#### Exercise description:
Restate the entries below verbatim.

==== Dataset extract ====

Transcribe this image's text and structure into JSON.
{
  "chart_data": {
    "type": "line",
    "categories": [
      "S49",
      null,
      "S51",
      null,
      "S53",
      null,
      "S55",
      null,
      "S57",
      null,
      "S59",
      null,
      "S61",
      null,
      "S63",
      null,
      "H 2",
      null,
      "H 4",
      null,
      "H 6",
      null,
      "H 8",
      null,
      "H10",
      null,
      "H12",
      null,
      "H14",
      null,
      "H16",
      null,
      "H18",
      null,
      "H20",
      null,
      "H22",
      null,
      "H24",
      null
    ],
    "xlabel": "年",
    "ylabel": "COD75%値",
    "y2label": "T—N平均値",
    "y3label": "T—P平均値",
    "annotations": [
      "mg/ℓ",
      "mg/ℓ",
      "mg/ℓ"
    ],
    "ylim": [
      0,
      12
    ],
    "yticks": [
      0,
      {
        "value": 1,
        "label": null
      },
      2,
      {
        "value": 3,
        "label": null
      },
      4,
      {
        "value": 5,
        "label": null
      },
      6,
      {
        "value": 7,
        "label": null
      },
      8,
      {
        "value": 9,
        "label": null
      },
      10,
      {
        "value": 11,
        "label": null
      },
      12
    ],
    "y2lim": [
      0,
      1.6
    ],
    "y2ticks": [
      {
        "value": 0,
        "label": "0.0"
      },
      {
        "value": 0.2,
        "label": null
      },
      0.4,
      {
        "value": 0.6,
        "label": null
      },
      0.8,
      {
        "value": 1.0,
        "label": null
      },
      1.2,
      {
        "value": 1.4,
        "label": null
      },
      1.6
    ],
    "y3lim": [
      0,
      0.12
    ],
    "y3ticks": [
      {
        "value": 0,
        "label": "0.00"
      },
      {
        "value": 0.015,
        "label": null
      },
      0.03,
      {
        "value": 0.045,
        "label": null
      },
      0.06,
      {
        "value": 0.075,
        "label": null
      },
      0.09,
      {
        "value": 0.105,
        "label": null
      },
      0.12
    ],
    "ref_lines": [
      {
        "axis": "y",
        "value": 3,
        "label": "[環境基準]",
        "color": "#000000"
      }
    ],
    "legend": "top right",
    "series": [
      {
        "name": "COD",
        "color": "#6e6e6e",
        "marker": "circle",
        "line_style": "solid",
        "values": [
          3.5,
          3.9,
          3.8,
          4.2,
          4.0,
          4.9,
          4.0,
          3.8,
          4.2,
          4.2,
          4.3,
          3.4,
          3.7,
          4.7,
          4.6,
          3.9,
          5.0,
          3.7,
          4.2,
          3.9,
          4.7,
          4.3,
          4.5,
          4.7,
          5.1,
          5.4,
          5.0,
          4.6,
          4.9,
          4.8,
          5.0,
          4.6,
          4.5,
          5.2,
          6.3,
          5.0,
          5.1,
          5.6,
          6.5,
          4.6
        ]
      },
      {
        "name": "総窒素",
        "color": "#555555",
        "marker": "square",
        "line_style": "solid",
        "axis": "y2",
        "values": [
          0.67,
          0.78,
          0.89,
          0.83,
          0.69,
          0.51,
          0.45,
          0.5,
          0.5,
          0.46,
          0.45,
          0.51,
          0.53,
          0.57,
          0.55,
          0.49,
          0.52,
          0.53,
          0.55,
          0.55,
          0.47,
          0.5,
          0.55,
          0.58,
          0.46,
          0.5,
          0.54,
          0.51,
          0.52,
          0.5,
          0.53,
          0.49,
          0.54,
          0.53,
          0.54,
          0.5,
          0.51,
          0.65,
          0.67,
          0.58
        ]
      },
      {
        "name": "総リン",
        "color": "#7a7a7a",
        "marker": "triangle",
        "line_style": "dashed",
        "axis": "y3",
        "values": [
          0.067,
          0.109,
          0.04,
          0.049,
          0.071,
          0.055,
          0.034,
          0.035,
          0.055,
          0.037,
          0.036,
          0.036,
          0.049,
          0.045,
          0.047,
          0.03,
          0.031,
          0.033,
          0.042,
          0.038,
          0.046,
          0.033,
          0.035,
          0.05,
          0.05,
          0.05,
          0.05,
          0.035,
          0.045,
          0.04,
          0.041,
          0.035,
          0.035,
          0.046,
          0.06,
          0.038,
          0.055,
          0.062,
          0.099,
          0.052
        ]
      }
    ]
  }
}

====

#### Written answer:
Transcribe this image's text and structure into JSON.
{
  "chart_data": {
    "type": "line",
    "categories": [
      "S49",
      null,
      "S51",
      null,
      "S53",
      null,
      "S55",
      null,
      "S57",
      null,
      "S59",
      null,
      "S61",
      null,
      "S63",
      null,
      "H 2",
      null,
      "H 4",
      null,
      "H 6",
      null,
      "H 8",
      null,
      "H10",
      null,
      "H12",
      null,
      "H14",
      null,
      "H16",
      null,
      "H18",
      null,
      "H20",
      null,
      "H22",
      null,
      "H24",
      null
    ],
    "xlabel": "年",
    "ylabel": "COD75%値",
    "y2label": "T—N平均値",
    "y3label": "T—P平均値",
    "annotations": [
      "mg/ℓ",
      "mg/ℓ",
      "mg/ℓ"
    ],
    "ylim": [
      0,
      12
    ],
    "yticks": [
      0,
      {
        "value": 1,
        "label": null
      },
      2,
      {
        "value": 3,
        "label": null
      },
      4,
      {
        "value": 5,
        "label": null
      },
      6,
      {
        "value": 7,
        "label": null
      },
      8,
      {
        "value": 9,
        "label": null
      },
      10,
      {
        "value": 11,
        "label": null
      },
      12
    ],
    "y2lim": [
      0,
      1.6
    ],
    "y2ticks": [
      {
        "value": 0,
        "label": "0.0"
      },
      {
        "value": 0.2,
        "label": null
      },
      0.4,
      {
        "value": 0.6,
        "label": null
      },
      0.8,
      {
        "value": 1.0,
        "label": null
      },
      1.2,
      {
        "value": 1.4,
        "label": null
      },
      1.6
    ],
    "y3lim": [
      0,
      0.12
    ],
    "y3ticks": [
      {
        "value": 0,
        "label": "0.00"
      },
      {
        "value": 0.015,
        "label": null
      },
      0.03,
      {
        "value": 0.045,
        "label": null
      },
      0.06,
      {
        "value": 0.075,
        "label": null
      },
      0.09,
      {
        "value": 0.105,
        "label": null
      },
      0.12
    ],
    "ref_lines": [
      {
        "axis": "y",
        "value": 3,
        "label": "[環境基準]",
        "color": "#000000"
      }
    ],
    "legend": "top right",
    "series": [
      {
        "name": "COD",
        "color": "#6e6e6e",
        "marker": "circle",
        "line_style": "solid",
        "values": [
          3.5,
          3.9,
          3.8,
          4.2,
          4.0,
          4.9,
          4.0,
          3.8,
          4.2,
          4.2,
          4.3,
          3.4,
          3.7,
          4.7,
          4.6,
          3.9,
          5.0,
          3.7,
          4.2,
          3.9,
          4.7,
          4.3,
          4.5,
          4.7,
          5.1,
          5.4,
          5.0,
          4.6,
          4.9,
          4.8,
          5.0,
          4.6,
          4.5,
          5.2,
          6.3,
          5.0,
          5.1,
          5.6,
          6.5,
          4.6
        ]
      },
      {
        "name": "総窒素",
        "color": "#555555",
        "marker": "square",
        "line_style": "solid",
        "axis": "y2",
        "values": [
          0.67,
          0.78,
          0.89,
          0.83,
          0.69,
          0.51,
          0.45,
          0.5,
          0.5,
          0.46,
          0.45,
          0.51,
          0.53,
          0.57,
          0.55,
          0.49,
          0.52,
          0.53,
          0.55,
          0.55,
          0.47,
          0.5,
          0.55,
          0.58,
          0.46,
          0.5,
          0.54,
          0.51,
          0.52,
          0.5,
          0.53,
          0.49,
          0.54,
          0.53,
          0.54,
          0.5,
          0.51,
          0.65,
          0.67,
          0.58
        ]
      },
      {
        "name": "総リン",
        "color": "#7a7a7a",
        "marker": "triangle",
        "line_style": "dashed",
        "axis": "y3",
        "values": [
          0.067,
          0.109,
          0.04,
          0.049,
          0.071,
          0.055,
          0.034,
          0.035,
          0.055,
          0.037,
          0.036,
          0.036,
          0.049,
          0.045,
          0.047,
          0.03,
          0.031,
          0.033,
          0.042,
          0.038,
          0.046,
          0.033,
          0.035,
          0.05,
          0.05,
          0.05,
          0.05,
          0.035,
          0.045,
          0.04,
          0.041,
          0.035,
          0.035,
          0.046,
          0.06,
          0.038,
          0.055,
          0.062,
          0.099,
          0.052
        ]
      }
    ]
  }
}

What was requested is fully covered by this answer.